### [SET EXERCISE]
Faithfully return all lines, omitting every embedded picture.

### [LISTED ENTRIES]
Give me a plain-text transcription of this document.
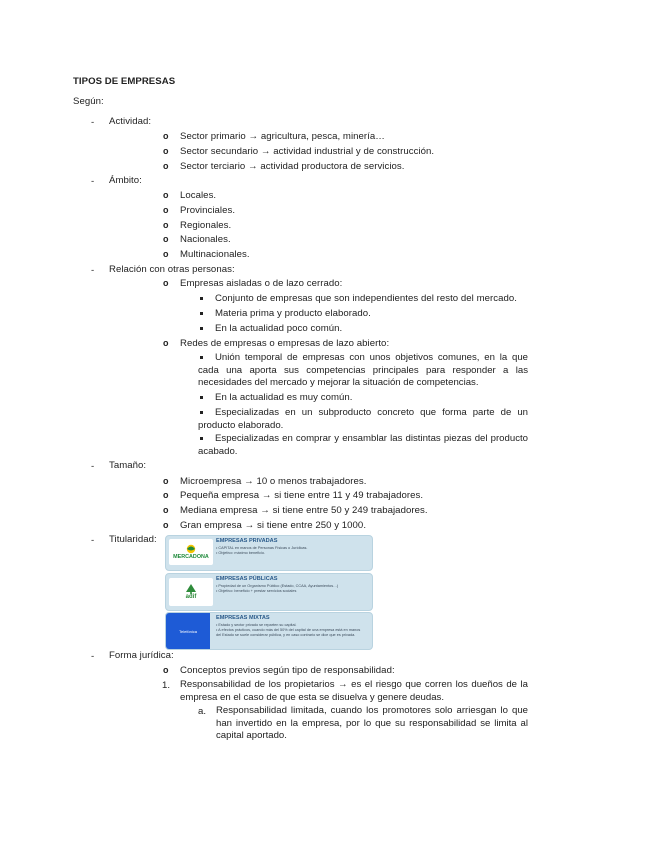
TIPOS DE EMPRESAS
Según:
- Actividad:
o Sector primario → agricultura, pesca, minería…
o Sector secundario → actividad industrial y de construcción.
o Sector terciario → actividad productora de servicios.
- Ámbito:
o Locales.
o Provinciales.
o Regionales.
o Nacionales.
o Multinacionales.
- Relación con otras personas:
o Empresas aisladas o de lazo cerrado:
Conjunto de empresas que son independientes del resto del mercado.
Materia prima y producto elaborado.
En la actualidad poco común.
o Redes de empresas o empresas de lazo abierto:
Unión temporal de empresas con unos objetivos comunes, en la que cada una aporta sus competencias principales para responder a las necesidades del mercado y mejorar la situación de competencias.
En la actualidad es muy común.
Especializadas en un subproducto concreto que forma parte de un producto elaborado.
Especializadas en comprar y ensamblar las distintas piezas del producto acabado.
- Tamaño:
o Microempresa → 10 o menos trabajadores.
o Pequeña empresa → si tiene entre 11 y 49 trabajadores.
o Mediana empresa → si tiene entre 50 y 249 trabajadores.
o Gran empresa → si tiene entre 250 y 1000.
- Titularidad:
MERCADONA
EMPRESAS PRIVADAS
• CAPITAL en manos de Personas Físicas o Jurídicas.
• Objetivo: máximo beneficio.
adif
EMPRESAS PÚBLICAS
• Propiedad de un Organismo Público (Estado, CCAA, Ayuntamientos…)
• Objetivo: beneficio + prestar servicios sociales
Telefónica
EMPRESAS MIXTAS
• Estado y sector privado se reparten su capital.
• A efectos prácticos, cuando más del 50% del capital de una empresa está en manos del Estado se suele considerar pública, y en caso contrario se dice que es privada.
- Forma jurídica:
o Conceptos previos según tipo de responsabilidad:
1. Responsabilidad de los propietarios → es el riesgo que corren los dueños de la empresa en el caso de que esta se disuelva y genere deudas.
a. Responsabilidad limitada, cuando los promotores solo arriesgan lo que han invertido en la empresa, por lo que su responsabilidad se limita al capital aportado.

### [REPLY TO THE EXERCISE]
Give me a plain-text transcription of this document.
TIPOS DE EMPRESAS
Según:
- Actividad:
o Sector primario → agricultura, pesca, minería…
o Sector secundario → actividad industrial y de construcción.
o Sector terciario → actividad productora de servicios.
- Ámbito:
o Locales.
o Provinciales.
o Regionales.
o Nacionales.
o Multinacionales.
- Relación con otras personas:
o Empresas aisladas o de lazo cerrado:
Conjunto de empresas que son independientes del resto del mercado.
Materia prima y producto elaborado.
En la actualidad poco común.
o Redes de empresas o empresas de lazo abierto:
Unión temporal de empresas con unos objetivos comunes, en la que cada una aporta sus competencias principales para responder a las necesidades del mercado y mejorar la situación de competencias.
En la actualidad es muy común.
Especializadas en un subproducto concreto que forma parte de un producto elaborado.
Especializadas en comprar y ensamblar las distintas piezas del producto acabado.
- Tamaño:
o Microempresa → 10 o menos trabajadores.
o Pequeña empresa → si tiene entre 11 y 49 trabajadores.
o Mediana empresa → si tiene entre 50 y 249 trabajadores.
o Gran empresa → si tiene entre 250 y 1000.
- Titularidad:
MERCADONA
EMPRESAS PRIVADAS
• CAPITAL en manos de Personas Físicas o Jurídicas.
• Objetivo: máximo beneficio.
adif
EMPRESAS PÚBLICAS
• Propiedad de un Organismo Público (Estado, CCAA, Ayuntamientos…)
• Objetivo: beneficio + prestar servicios sociales
Telefónica
EMPRESAS MIXTAS
• Estado y sector privado se reparten su capital.
• A efectos prácticos, cuando más del 50% del capital de una empresa está en manos del Estado se suele considerar pública, y en caso contrario se dice que es privada.
- Forma jurídica:
o Conceptos previos según tipo de responsabilidad:
1. Responsabilidad de los propietarios → es el riesgo que corren los dueños de la empresa en el caso de que esta se disuelva y genere deudas.
a. Responsabilidad limitada, cuando los promotores solo arriesgan lo que han invertido en la empresa, por lo que su responsabilidad se limita al capital aportado.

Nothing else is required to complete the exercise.